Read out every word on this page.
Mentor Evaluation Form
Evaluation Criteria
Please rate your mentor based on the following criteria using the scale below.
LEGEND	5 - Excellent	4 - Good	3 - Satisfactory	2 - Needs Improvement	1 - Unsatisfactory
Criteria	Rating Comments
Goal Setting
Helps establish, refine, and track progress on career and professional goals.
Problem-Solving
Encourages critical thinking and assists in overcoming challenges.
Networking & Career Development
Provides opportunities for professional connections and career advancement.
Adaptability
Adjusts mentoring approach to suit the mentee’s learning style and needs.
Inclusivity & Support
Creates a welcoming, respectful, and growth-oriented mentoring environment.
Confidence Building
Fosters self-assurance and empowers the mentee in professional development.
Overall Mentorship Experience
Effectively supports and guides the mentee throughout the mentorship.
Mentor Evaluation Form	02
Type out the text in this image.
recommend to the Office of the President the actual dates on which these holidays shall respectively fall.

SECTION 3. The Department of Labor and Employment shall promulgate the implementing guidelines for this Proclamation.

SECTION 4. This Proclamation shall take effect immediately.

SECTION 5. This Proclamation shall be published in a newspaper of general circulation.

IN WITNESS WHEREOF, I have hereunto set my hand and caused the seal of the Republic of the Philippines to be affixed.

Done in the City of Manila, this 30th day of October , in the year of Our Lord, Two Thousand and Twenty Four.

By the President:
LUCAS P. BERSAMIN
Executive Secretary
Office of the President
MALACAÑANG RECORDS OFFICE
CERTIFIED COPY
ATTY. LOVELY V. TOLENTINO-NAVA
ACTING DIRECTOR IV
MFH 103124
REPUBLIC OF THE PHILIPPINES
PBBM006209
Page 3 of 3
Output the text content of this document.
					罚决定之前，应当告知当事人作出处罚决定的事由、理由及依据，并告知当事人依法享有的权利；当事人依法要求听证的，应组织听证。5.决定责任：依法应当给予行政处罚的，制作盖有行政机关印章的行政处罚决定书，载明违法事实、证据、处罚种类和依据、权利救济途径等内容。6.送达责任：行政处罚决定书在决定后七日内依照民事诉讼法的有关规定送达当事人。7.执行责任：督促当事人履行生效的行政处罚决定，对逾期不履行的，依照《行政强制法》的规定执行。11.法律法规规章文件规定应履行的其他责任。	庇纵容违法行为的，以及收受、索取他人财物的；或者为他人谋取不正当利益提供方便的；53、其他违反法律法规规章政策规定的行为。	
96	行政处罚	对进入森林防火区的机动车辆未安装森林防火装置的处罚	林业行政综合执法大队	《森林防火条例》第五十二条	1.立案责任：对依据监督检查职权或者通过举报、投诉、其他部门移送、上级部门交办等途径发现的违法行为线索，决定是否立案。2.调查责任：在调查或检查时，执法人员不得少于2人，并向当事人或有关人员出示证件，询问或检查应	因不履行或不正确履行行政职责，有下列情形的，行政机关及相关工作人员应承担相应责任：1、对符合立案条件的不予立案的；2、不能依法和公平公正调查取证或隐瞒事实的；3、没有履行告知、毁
* * *
# OBJECTIVE:
Restate the data above word for word.

# REPLY TO THE TASK:
Read out every word on this page.
Mentor Evaluation Form
Evaluation Criteria
Please rate your mentor based on the following criteria using the scale below.
LEGEND	5 - Excellent	4 - Good	3 - Satisfactory	2 - Needs Improvement	1 - Unsatisfactory
Criteria	Rating Comments
Goal Setting
Helps establish, refine, and track progress on career and professional goals.
Problem-Solving
Encourages critical thinking and assists in overcoming challenges.
Networking & Career Development
Provides opportunities for professional connections and career advancement.
Adaptability
Adjusts mentoring approach to suit the mentee’s learning style and needs.
Inclusivity & Support
Creates a welcoming, respectful, and growth-oriented mentoring environment.
Confidence Building
Fosters self-assurance and empowers the mentee in professional development.
Overall Mentorship Experience
Effectively supports and guides the mentee throughout the mentorship.
Mentor Evaluation Form	02
Type out the text in this image.
recommend to the Office of the President the actual dates on which these holidays shall respectively fall.

SECTION 3. The Department of Labor and Employment shall promulgate the implementing guidelines for this Proclamation.

SECTION 4. This Proclamation shall take effect immediately.

SECTION 5. This Proclamation shall be published in a newspaper of general circulation.

IN WITNESS WHEREOF, I have hereunto set my hand and caused the seal of the Republic of the Philippines to be affixed.

Done in the City of Manila, this 30th day of October , in the year of Our Lord, Two Thousand and Twenty Four.

By the President:
LUCAS P. BERSAMIN
Executive Secretary
Office of the President
MALACAÑANG RECORDS OFFICE
CERTIFIED COPY
ATTY. LOVELY V. TOLENTINO-NAVA
ACTING DIRECTOR IV
MFH 103124
REPUBLIC OF THE PHILIPPINES
PBBM006209
Page 3 of 3
Output the text content of this document.
					罚决定之前，应当告知当事人作出处罚决定的事由、理由及依据，并告知当事人依法享有的权利；当事人依法要求听证的，应组织听证。5.决定责任：依法应当给予行政处罚的，制作盖有行政机关印章的行政处罚决定书，载明违法事实、证据、处罚种类和依据、权利救济途径等内容。6.送达责任：行政处罚决定书在决定后七日内依照民事诉讼法的有关规定送达当事人。7.执行责任：督促当事人履行生效的行政处罚决定，对逾期不履行的，依照《行政强制法》的规定执行。11.法律法规规章文件规定应履行的其他责任。	庇纵容违法行为的，以及收受、索取他人财物的；或者为他人谋取不正当利益提供方便的；53、其他违反法律法规规章政策规定的行为。	
96	行政处罚	对进入森林防火区的机动车辆未安装森林防火装置的处罚	林业行政综合执法大队	《森林防火条例》第五十二条	1.立案责任：对依据监督检查职权或者通过举报、投诉、其他部门移送、上级部门交办等途径发现的违法行为线索，决定是否立案。2.调查责任：在调查或检查时，执法人员不得少于2人，并向当事人或有关人员出示证件，询问或检查应	因不履行或不正确履行行政职责，有下列情形的，行政机关及相关工作人员应承担相应责任：1、对符合立案条件的不予立案的；2、不能依法和公平公正调查取证或隐瞒事实的；3、没有履行告知、毁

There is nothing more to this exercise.